--- TEXTAUSZUG ---

Mission gehört zum Christsein

Für die EKD gehört Mission zum Wesen einer christlichen Kirche. Auch im interreligiösen Dialog müssten Christen den dreieinigen Gott bezeugen, „der den Menschen durch Jesus Christus zu wahrer Menschlichkeit befreit. Es ist für die evangelische Kirche ausgeschlossen, dieses Zeugnis zu verschweigen oder es Angehörigen anderer Religionen schuldig zu bleiben.“

Weiter bekräftigt die EKD das kategorische Nein zu Überlegungen, nicht mehr genutzte Kirchen Muslimen zu überlassen. Den Dialog-gewillten eigenen Geistlichen macht die Kirchenleitung klar: "Gemeinsame christlich-muslimische Amtshandlungen sind nicht möglich."

--- DATENSATZ ---

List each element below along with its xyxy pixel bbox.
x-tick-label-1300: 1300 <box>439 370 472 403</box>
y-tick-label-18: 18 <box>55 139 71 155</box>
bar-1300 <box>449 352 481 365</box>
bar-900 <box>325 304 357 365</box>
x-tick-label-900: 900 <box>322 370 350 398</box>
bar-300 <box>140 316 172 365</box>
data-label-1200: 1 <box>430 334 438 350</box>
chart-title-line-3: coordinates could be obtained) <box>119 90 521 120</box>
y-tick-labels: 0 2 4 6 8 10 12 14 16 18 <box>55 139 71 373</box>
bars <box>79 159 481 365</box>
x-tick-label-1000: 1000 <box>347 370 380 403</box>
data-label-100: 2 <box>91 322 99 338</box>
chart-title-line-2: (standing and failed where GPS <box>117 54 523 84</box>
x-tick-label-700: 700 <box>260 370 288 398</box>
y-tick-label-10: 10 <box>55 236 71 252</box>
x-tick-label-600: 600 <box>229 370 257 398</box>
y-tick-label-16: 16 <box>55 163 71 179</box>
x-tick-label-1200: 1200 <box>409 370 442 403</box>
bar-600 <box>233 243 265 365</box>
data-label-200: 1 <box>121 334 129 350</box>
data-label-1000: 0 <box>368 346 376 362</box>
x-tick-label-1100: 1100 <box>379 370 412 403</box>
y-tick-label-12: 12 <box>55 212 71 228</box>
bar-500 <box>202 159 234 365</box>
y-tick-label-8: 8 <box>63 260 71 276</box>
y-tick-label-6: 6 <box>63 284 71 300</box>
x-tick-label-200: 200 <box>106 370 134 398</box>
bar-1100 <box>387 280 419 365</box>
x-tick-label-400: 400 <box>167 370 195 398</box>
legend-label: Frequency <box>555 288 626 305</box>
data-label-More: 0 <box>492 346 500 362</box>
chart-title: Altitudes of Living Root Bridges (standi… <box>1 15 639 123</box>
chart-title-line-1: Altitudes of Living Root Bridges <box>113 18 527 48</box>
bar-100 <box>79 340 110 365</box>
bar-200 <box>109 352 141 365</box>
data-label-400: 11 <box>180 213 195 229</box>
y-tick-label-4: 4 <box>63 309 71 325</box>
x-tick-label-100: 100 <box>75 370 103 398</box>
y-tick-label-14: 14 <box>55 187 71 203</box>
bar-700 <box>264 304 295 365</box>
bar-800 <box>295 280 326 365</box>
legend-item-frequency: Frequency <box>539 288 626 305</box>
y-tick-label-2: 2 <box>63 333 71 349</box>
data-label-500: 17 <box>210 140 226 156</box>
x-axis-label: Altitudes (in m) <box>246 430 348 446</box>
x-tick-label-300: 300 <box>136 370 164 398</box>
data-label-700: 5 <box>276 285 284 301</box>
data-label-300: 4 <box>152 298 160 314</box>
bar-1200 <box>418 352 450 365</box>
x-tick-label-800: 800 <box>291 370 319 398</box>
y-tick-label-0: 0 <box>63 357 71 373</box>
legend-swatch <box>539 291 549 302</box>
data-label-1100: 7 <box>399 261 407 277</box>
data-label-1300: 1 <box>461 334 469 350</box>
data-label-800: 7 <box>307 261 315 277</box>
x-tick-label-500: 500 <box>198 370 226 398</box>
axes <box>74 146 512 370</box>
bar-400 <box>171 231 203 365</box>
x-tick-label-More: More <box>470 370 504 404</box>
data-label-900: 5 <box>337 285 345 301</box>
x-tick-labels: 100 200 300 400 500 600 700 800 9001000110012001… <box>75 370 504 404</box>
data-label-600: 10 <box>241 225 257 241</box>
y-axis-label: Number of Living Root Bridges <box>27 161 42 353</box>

---

== AUFGABEN ==
- A) Beantworte anhand des Textauszugs über die EKD und die Mission diese Fragen:
(i) Was gehört nach Auffassung der EKD zum Wesen einer christlichen Kirche?
(ii) Zu welchen Überlegungen bekräftigt die EKD ein kategorisches Nein?
(iii) Was ist laut der Kirchenleitung nicht möglich?
- B) Setze den Textauszug über die EKD und die Mission nach seinem letzten Satz fort.
Die Einträge stammen aus einer anderen Quelle als der Textauszug.

== LÖSUNGEN ==
- A)
(i) Die Mission gehört zum Wesen einer christlichen Kirche.
(ii) Sie lehnt Überlegungen ab, nicht mehr genutzte Kirchen Muslimen zu überlassen.
(iii) Gemeinsame christlich-muslimische Amtshandlungen sind nicht möglich.

- B)
Die EKD-Handreichung als PDF

Kommentar

Die EKD positioniert sich in einer theologischen Eindeutigkeit, die viele Christen bei den Schweizer Landeskirchen schmerzlich vermissen. Man erinnert sich an die interreligiöse Feier im Berner Münster am 5. März 2003, am Vorabend des Irak-Kriegs. In ihr formulierten die Spitze des Evangelischen Kirchenbunds SEK und Vertreter der Bischofskonferenz zusammen mit führenden Muslimen und Juden: „Wir bezeugen den gemeinsamen Glauben an den einen barmherzigen Gott der Liebe, der Gerechtigkeit und des Friedens“.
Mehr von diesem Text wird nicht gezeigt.